• Task objective:
Below are some records: retype them all exactly, but not the pictures.

• Records provided:

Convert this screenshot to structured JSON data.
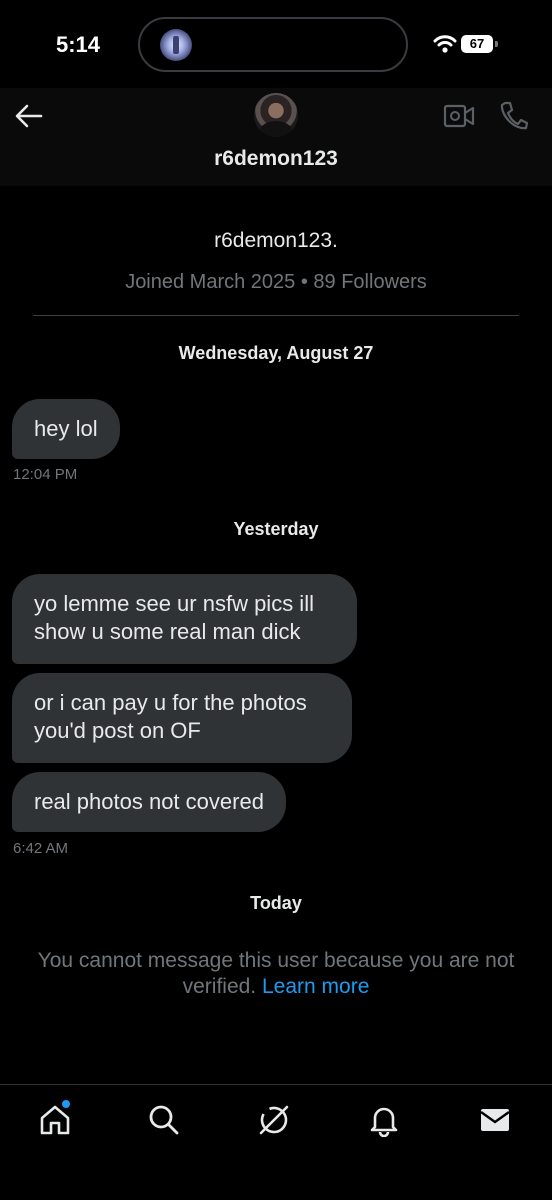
{
  "status_bar": {
    "time": "5:14",
    "battery": "67"
  },
  "header": {
    "username": "r6demon123"
  },
  "profile": {
    "display_name": "r6demon123.",
    "meta": "Joined March 2025 • 89 Followers"
  },
  "conversation": [
    {
      "date": "Wednesday, August 27",
      "messages": [
        "hey lol"
      ],
      "time": "12:04 PM"
    },
    {
      "date": "Yesterday",
      "messages": [
        "yo lemme see ur nsfw pics ill show u some real man dick",
        "or i can pay u for the photos you'd post on OF",
        "real photos not covered"
      ],
      "time": "6:42 AM"
    },
    {
      "date": "Today"
    }
  ],
  "notice": {
    "text": "You cannot message this user because you are not verified.",
    "link": "Learn more"
  },
  "nav": {
    "items": [
      "home-icon",
      "search-icon",
      "grok-icon",
      "notifications-icon",
      "messages-icon"
    ],
    "accent": "#1d9bf0"
  }
}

• Answer in full:
Convert this screenshot to structured JSON data.
{
  "status_bar": {
    "time": "5:14",
    "battery": "67"
  },
  "header": {
    "username": "r6demon123"
  },
  "profile": {
    "display_name": "r6demon123.",
    "meta": "Joined March 2025 • 89 Followers"
  },
  "conversation": [
    {
      "date": "Wednesday, August 27",
      "messages": [
        "hey lol"
      ],
      "time": "12:04 PM"
    },
    {
      "date": "Yesterday",
      "messages": [
        "yo lemme see ur nsfw pics ill show u some real man dick",
        "or i can pay u for the photos you'd post on OF",
        "real photos not covered"
      ],
      "time": "6:42 AM"
    },
    {
      "date": "Today"
    }
  ],
  "notice": {
    "text": "You cannot message this user because you are not verified.",
    "link": "Learn more"
  },
  "nav": {
    "items": [
      "home-icon",
      "search-icon",
      "grok-icon",
      "notifications-icon",
      "messages-icon"
    ],
    "accent": "#1d9bf0"
  }
}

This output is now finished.